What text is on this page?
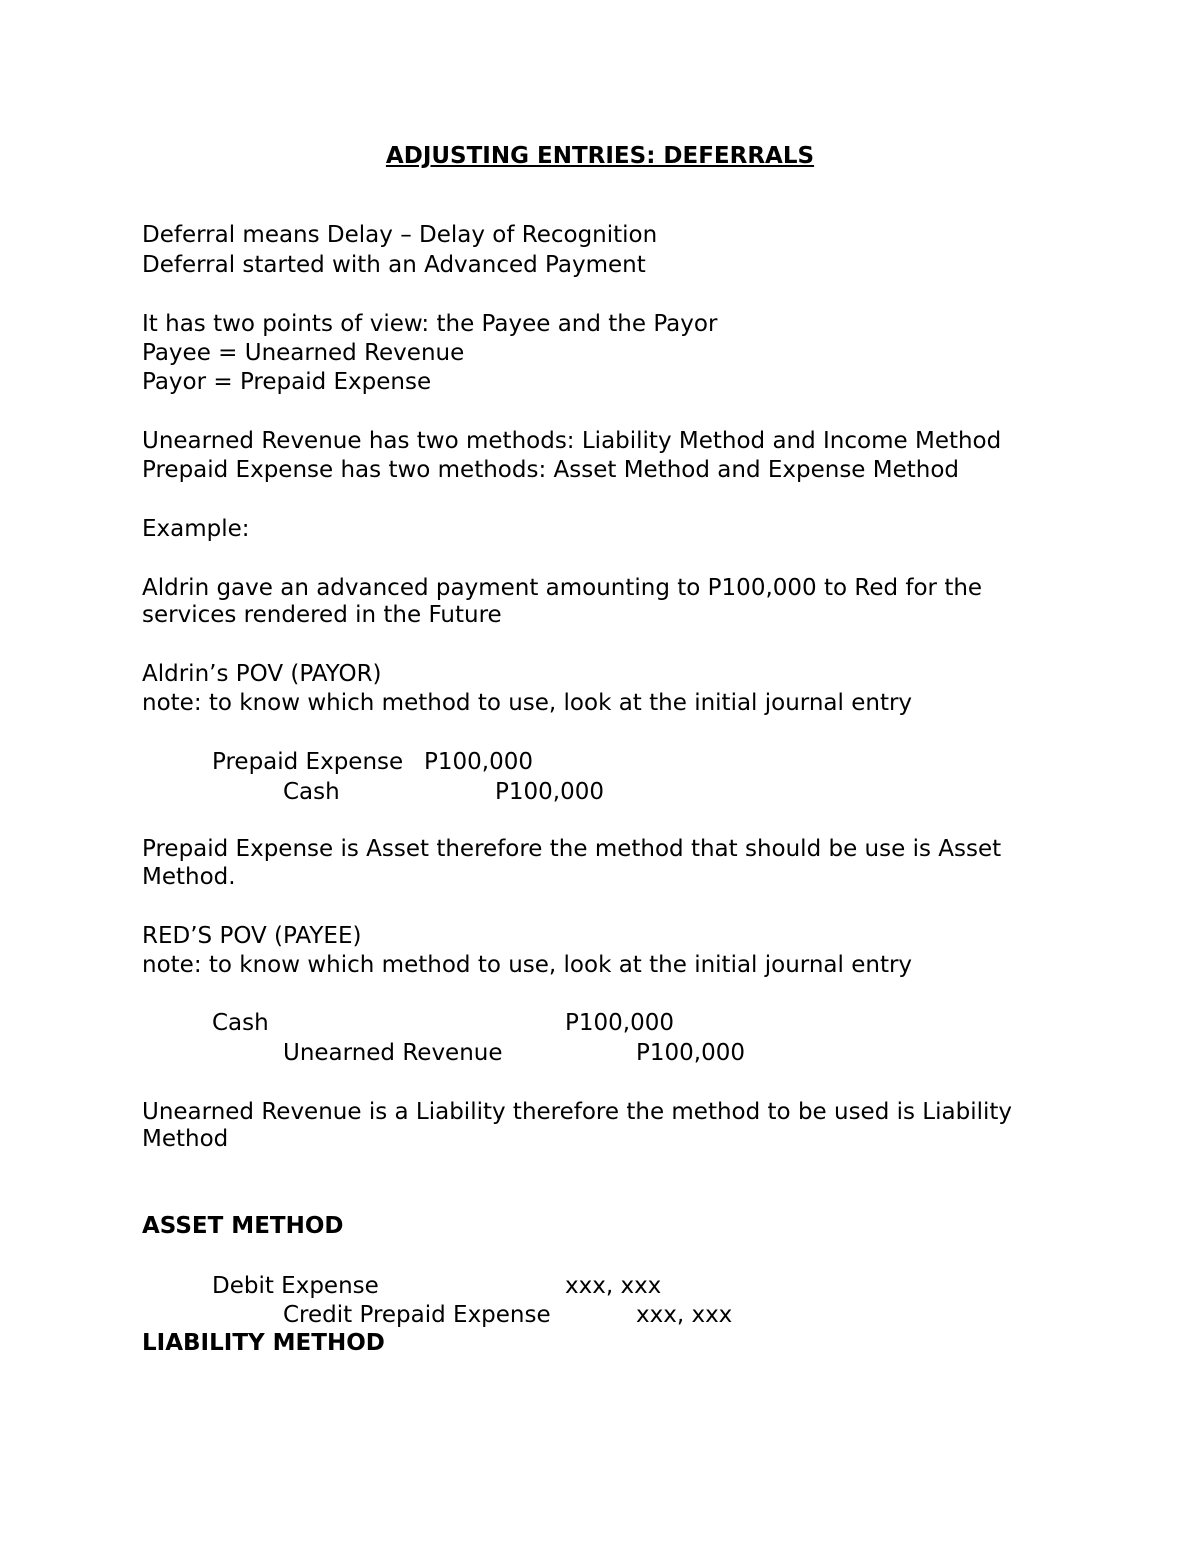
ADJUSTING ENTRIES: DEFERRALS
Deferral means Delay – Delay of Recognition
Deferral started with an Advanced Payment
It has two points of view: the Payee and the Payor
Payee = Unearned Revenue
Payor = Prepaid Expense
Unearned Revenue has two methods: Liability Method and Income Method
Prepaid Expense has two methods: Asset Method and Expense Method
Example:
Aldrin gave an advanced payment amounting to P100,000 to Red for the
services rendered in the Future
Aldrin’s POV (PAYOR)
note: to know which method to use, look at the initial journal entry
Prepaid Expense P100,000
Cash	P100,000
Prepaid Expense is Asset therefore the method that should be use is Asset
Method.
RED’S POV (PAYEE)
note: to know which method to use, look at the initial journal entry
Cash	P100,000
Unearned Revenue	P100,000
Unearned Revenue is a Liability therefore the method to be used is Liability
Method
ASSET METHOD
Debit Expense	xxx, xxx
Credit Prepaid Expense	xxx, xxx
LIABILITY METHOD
======
Wherever "methods" shows up in a line, copy that line.

— SOLUTION TO THIS PROBLEM —
Unearned Revenue has two methods: Liability Method and Income Method
Prepaid Expense has two methods: Asset Method and Expense Method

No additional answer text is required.